Supplied information:
◆ ◆ ◆ ◆ ◆

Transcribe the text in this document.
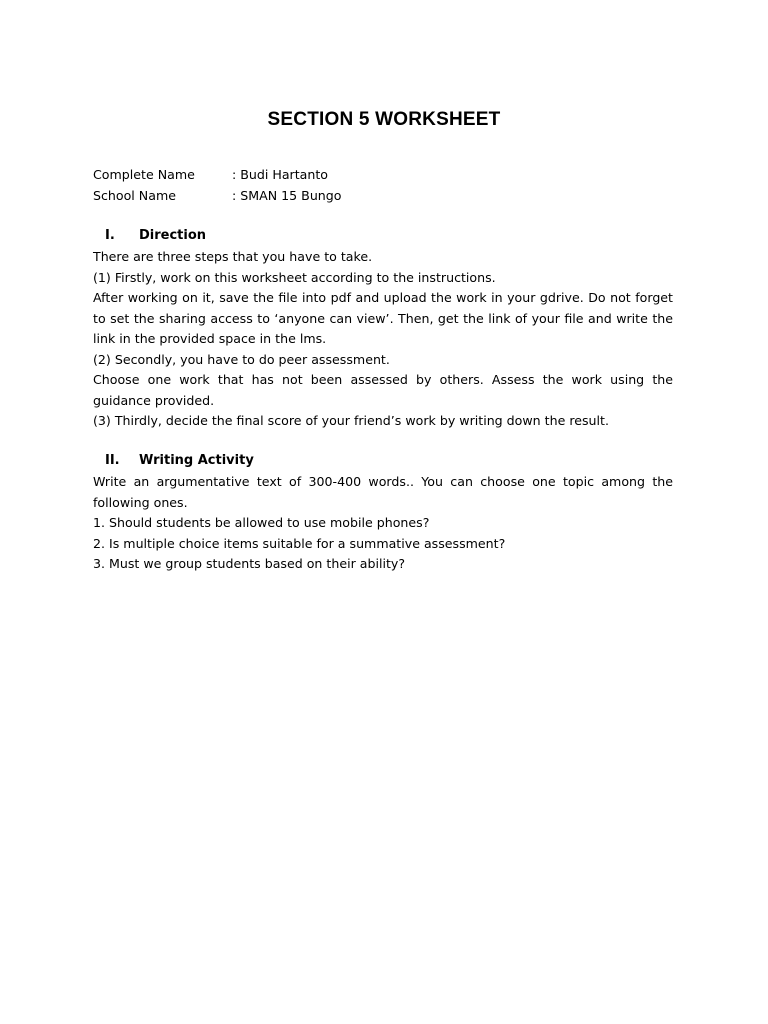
SECTION 5 WORKSHEET
Complete Name	: Budi Hartanto
School Name	: SMAN 15 Bungo
I.	Direction

There are three steps that you have to take.

(1) Firstly, work on this worksheet according to the instructions.

After working on it, save the file into pdf and upload the work in your gdrive. Do not forget to set the sharing access to ‘anyone can view’. Then, get the link of your file and write the link in the provided space in the lms.

(2) Secondly, you have to do peer assessment.

Choose one work that has not been assessed by others. Assess the work using the guidance provided.

(3) Thirdly, decide the final score of your friend’s work by writing down the result.

II.	Writing Activity

Write an argumentative text of 300-400 words.. You can choose one topic among the following ones.

1. Should students be allowed to use mobile phones?

2. Is multiple choice items suitable for a summative assessment?

3. Must we group students based on their ability?
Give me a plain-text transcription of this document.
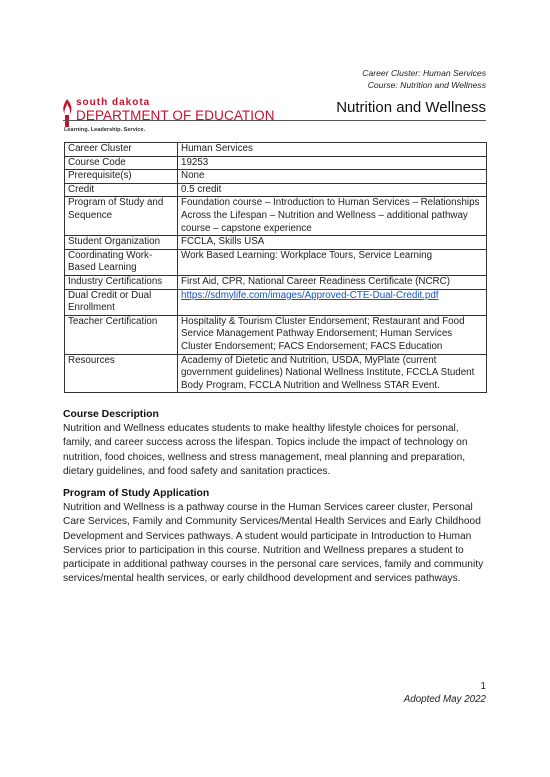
Career Cluster: Human Services
Course: Nutrition and Wellness
south dakota
DEPARTMENT OF EDUCATION
Learning. Leadership. Service.
Nutrition and Wellness
Career Cluster	Human Services
Course Code	19253
Prerequisite(s)	None
Credit	0.5 credit
Program of Study and Sequence	Foundation course – Introduction to Human Services – Relationships Across the Lifespan – Nutrition and Wellness – additional pathway course – capstone experience
Student Organization	FCCLA, Skills USA
Coordinating Work-Based Learning	Work Based Learning: Workplace Tours, Service Learning
Industry Certifications	First Aid, CPR, National Career Readiness Certificate (NCRC)
Dual Credit or Dual Enrollment	https://sdmylife.com/images/Approved-CTE-Dual-Credit.pdf
Teacher Certification	Hospitality & Tourism Cluster Endorsement; Restaurant and Food Service Management Pathway Endorsement; Human Services Cluster Endorsement; FACS Endorsement; FACS Education
Resources	Academy of Dietetic and Nutrition, USDA, MyPlate (current government guidelines) National Wellness Institute, FCCLA Student Body Program, FCCLA Nutrition and Wellness STAR Event.
Course Description
Nutrition and Wellness educates students to make healthy lifestyle choices for personal, family, and career success across the lifespan. Topics include the impact of technology on nutrition, food choices, wellness and stress management, meal planning and preparation, dietary guidelines, and food safety and sanitation practices.
Program of Study Application
Nutrition and Wellness is a pathway course in the Human Services career cluster, Personal Care Services, Family and Community Services/Mental Health Services and Early Childhood Development and Services pathways. A student would participate in Introduction to Human Services prior to participation in this course. Nutrition and Wellness prepares a student to participate in additional pathway courses in the personal care services, family and community services/mental health services, or early childhood development and services pathways.
1
Adopted May 2022
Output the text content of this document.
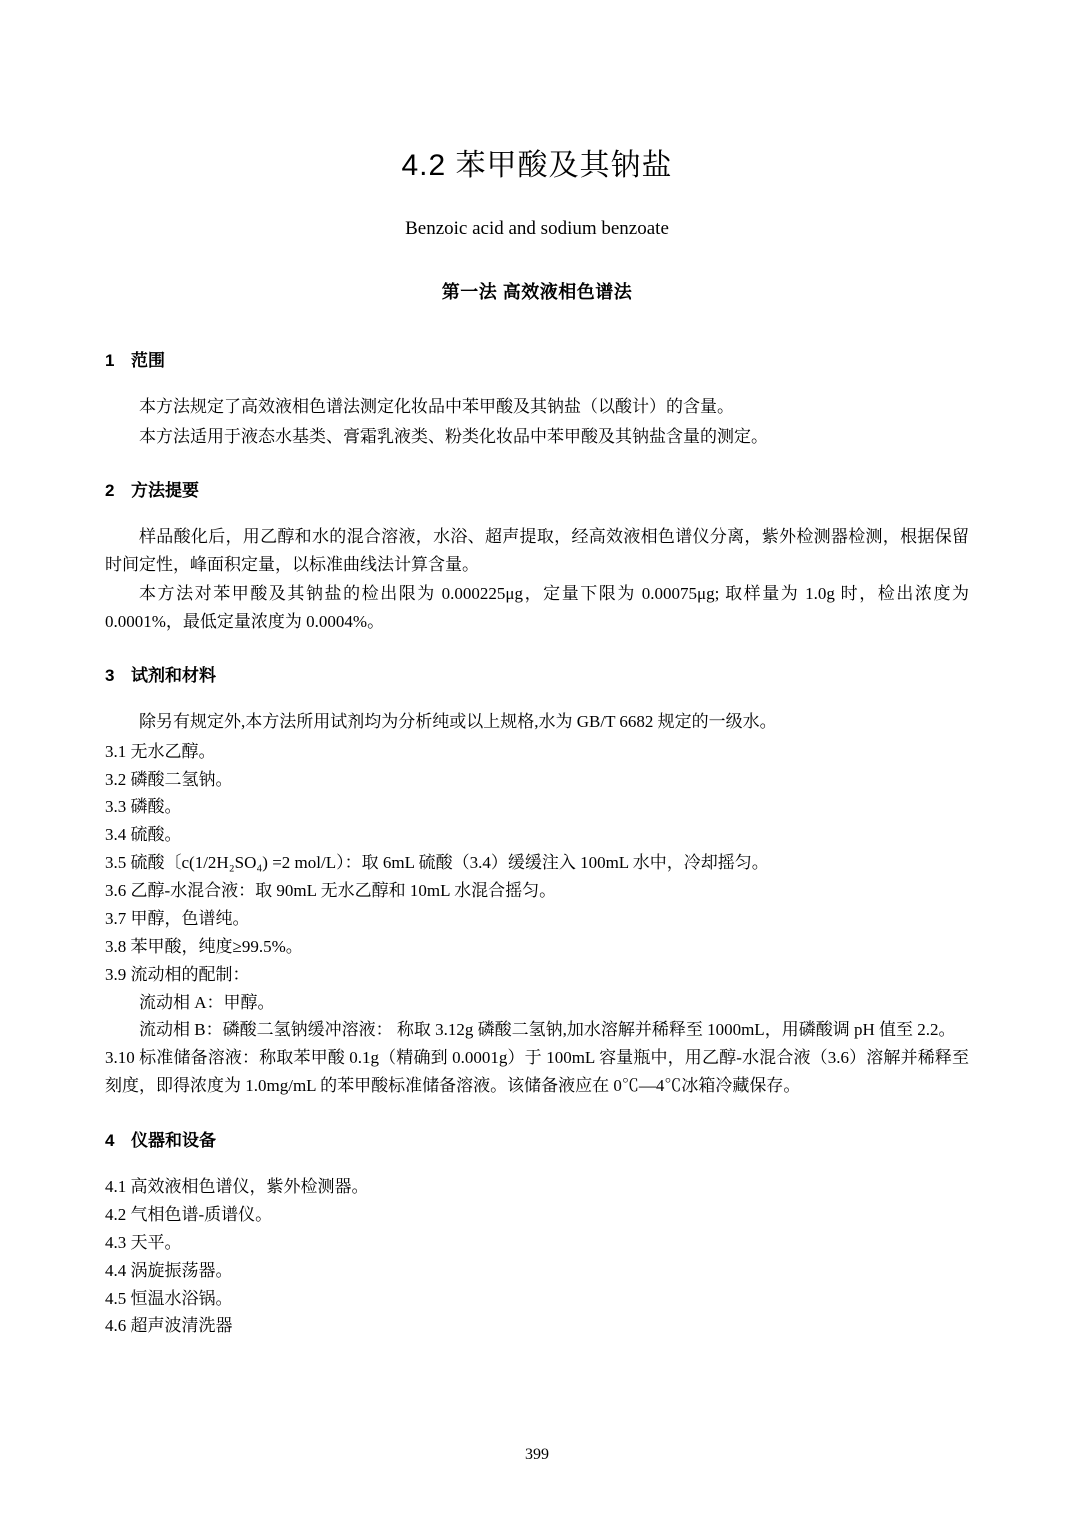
4.2 苯甲酸及其钠盐
Benzoic acid and sodium benzoate
第一法 高效液相色谱法
1 范围

本方法规定了高效液相色谱法测定化妆品中苯甲酸及其钠盐（以酸计）的含量。

本方法适用于液态水基类、膏霜乳液类、粉类化妆品中苯甲酸及其钠盐含量的测定。

2 方法提要

样品酸化后，用乙醇和水的混合溶液，水浴、超声提取，经高效液相色谱仪分离，紫外检测器检测，根据保留时间定性，峰面积定量，以标准曲线法计算含量。

本方法对苯甲酸及其钠盐的检出限为 0.000225μg，定量下限为 0.00075μg; 取样量为 1.0g 时，检出浓度为 0.0001%，最低定量浓度为 0.0004%。

3 试剂和材料

除另有规定外,本方法所用试剂均为分析纯或以上规格,水为 GB/T 6682 规定的一级水。

3.1 无水乙醇。

3.2 磷酸二氢钠。

3.3 磷酸。

3.4 硫酸。

3.5 硫酸〔c(1/2H₂SO₄) =2 mol/L）：取 6mL 硫酸（3.4）缓缓注入 100mL 水中，冷却摇匀。

3.6 乙醇-水混合液：取 90mL 无水乙醇和 10mL 水混合摇匀。

3.7 甲醇，色谱纯。

3.8 苯甲酸，纯度≥99.5%。

3.9 流动相的配制：

流动相 A：甲醇。

流动相 B：磷酸二氢钠缓冲溶液： 称取 3.12g 磷酸二氢钠,加水溶解并稀释至 1000mL，用磷酸调 pH 值至 2.2。

3.10 标准储备溶液：称取苯甲酸 0.1g（精确到 0.0001g）于 100mL 容量瓶中，用乙醇-水混合液（3.6）溶解并稀释至刻度，即得浓度为 1.0mg/mL 的苯甲酸标准储备溶液。该储备液应在 0℃—4℃冰箱冷藏保存。

4 仪器和设备

4.1 高效液相色谱仪，紫外检测器。

4.2 气相色谱-质谱仪。

4.3 天平。

4.4 涡旋振荡器。

4.5 恒温水浴锅。

4.6 超声波清洗器

399
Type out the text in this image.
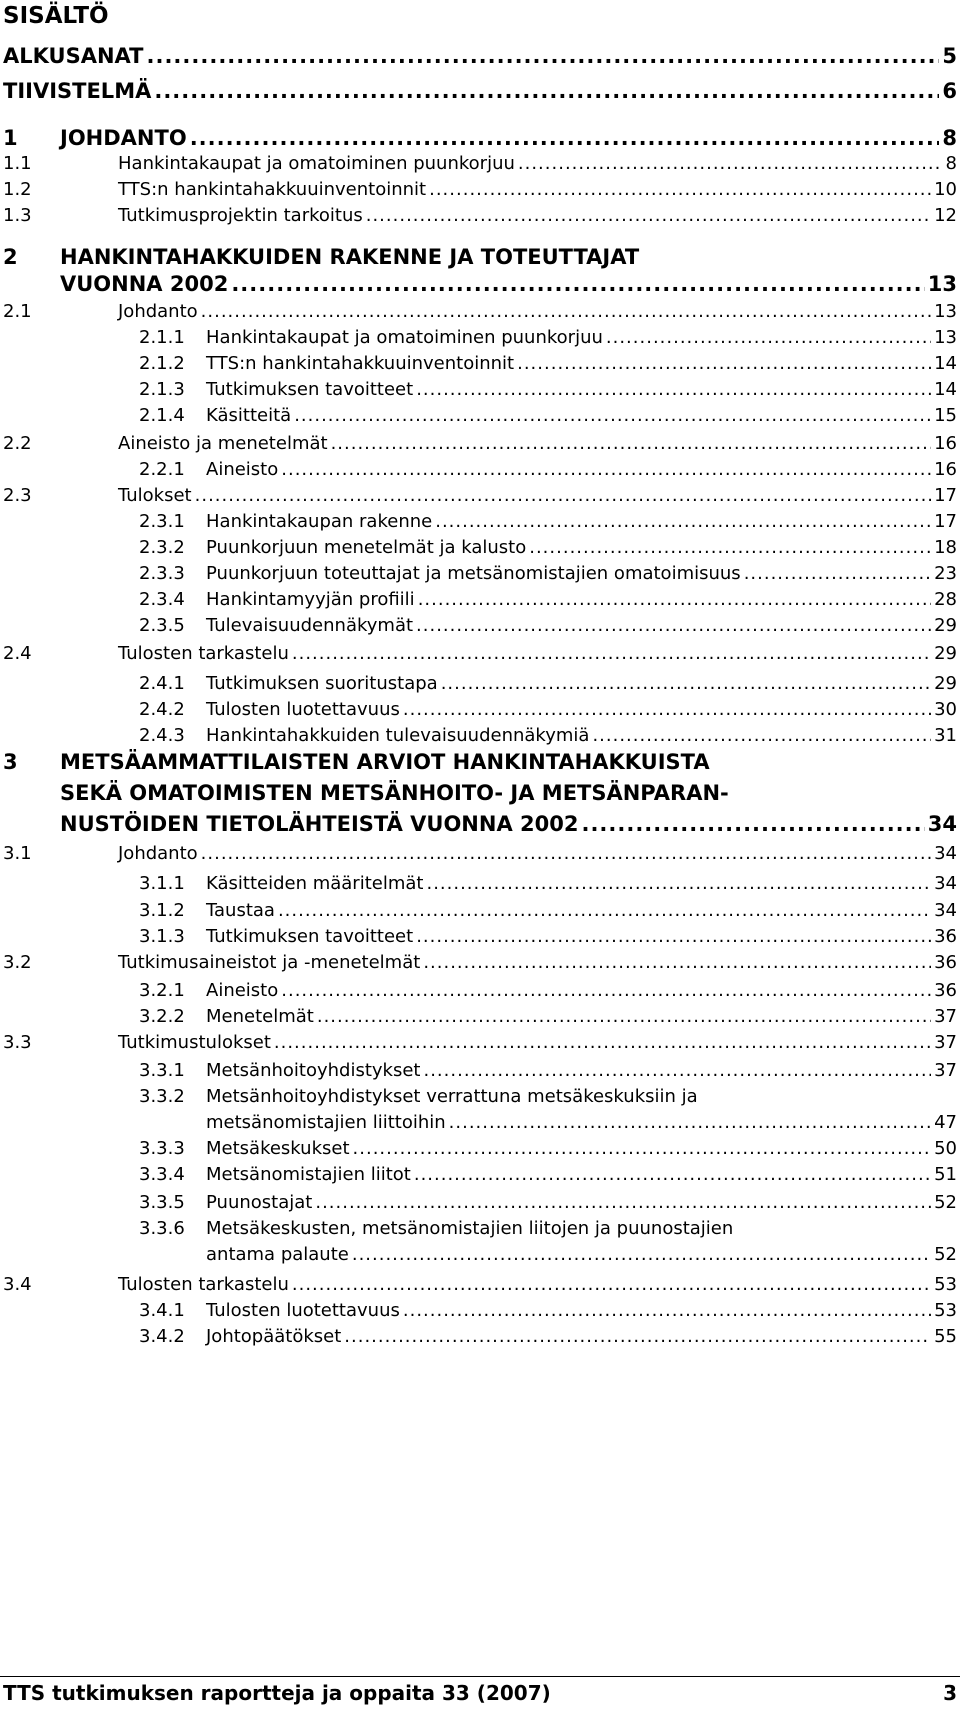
SISÄLTÖ
ALKUSANAT .....	5
TIIVISTELMÄ .....	6
1	JOHDANTO .....	8
1.1	Hankintakaupat ja omatoiminen puunkorjuu .....	8
1.2	TTS:n hankintahakkuuinventoinnit .....	10
1.3	Tutkimusprojektin tarkoitus .....	12
2	HANKINTAHAKKUIDEN RAKENNE JA TOTEUTTAJAT
VUONNA 2002 .....	13
2.1	Johdanto .....	13
2.1.1	Hankintakaupat ja omatoiminen puunkorjuu .....	13
2.1.2	TTS:n hankintahakkuuinventoinnit .....	14
2.1.3	Tutkimuksen tavoitteet .....	14
2.1.4	Käsitteitä .....	15
2.2	Aineisto ja menetelmät .....	16
2.2.1	Aineisto .....	16
2.3	Tulokset .....	17
2.3.1	Hankintakaupan rakenne .....	17
2.3.2	Puunkorjuun menetelmät ja kalusto .....	18
2.3.3	Puunkorjuun toteuttajat ja metsänomistajien omatoimisuus .....	23
2.3.4	Hankintamyyjän profiili .....	28
2.3.5	Tulevaisuudennäkymät .....	29
2.4	Tulosten tarkastelu .....	29
2.4.1	Tutkimuksen suoritustapa .....	29
2.4.2	Tulosten luotettavuus .....	30
2.4.3	Hankintahakkuiden tulevaisuudennäkymiä .....	31
3	METSÄAMMATTILAISTEN ARVIOT HANKINTAHAKKUISTA
SEKÄ OMATOIMISTEN METSÄNHOITO- JA METSÄNPARAN-
NUSTÖIDEN TIETOLÄHTEISTÄ VUONNA 2002 .....	34
3.1	Johdanto .....	34
3.1.1	Käsitteiden määritelmät .....	34
3.1.2	Taustaa .....	34
3.1.3	Tutkimuksen tavoitteet .....	36
3.2	Tutkimusaineistot ja -menetelmät .....	36
3.2.1	Aineisto .....	36
3.2.2	Menetelmät .....	37
3.3	Tutkimustulokset .....	37
3.3.1	Metsänhoitoyhdistykset .....	37
3.3.2	Metsänhoitoyhdistykset verrattuna metsäkeskuksiin ja
metsänomistajien liittoihin .....	47
3.3.3	Metsäkeskukset .....	50
3.3.4	Metsänomistajien liitot .....	51
3.3.5	Puunostajat .....	52
3.3.6	Metsäkeskusten, metsänomistajien liitojen ja puunostajien
antama palaute .....	52
3.4	Tulosten tarkastelu .....	53
3.4.1	Tulosten luotettavuus .....	53
3.4.2	Johtopäätökset .....	55
TTS tutkimuksen raportteja ja oppaita 33 (2007)	3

◆ ◆ ◆ ◆ ◆

Search the records above for the string "FCCLA". Copy every line that contains it.

Student Organization	FCCLA, Skills USA
Resources	Academy of Dietetic and Nutrition, USDA, MyPlate (current government guidelines) National Wellness Institute, FCCLA Student Body Program, FCCLA Nutrition and Wellness STAR Event.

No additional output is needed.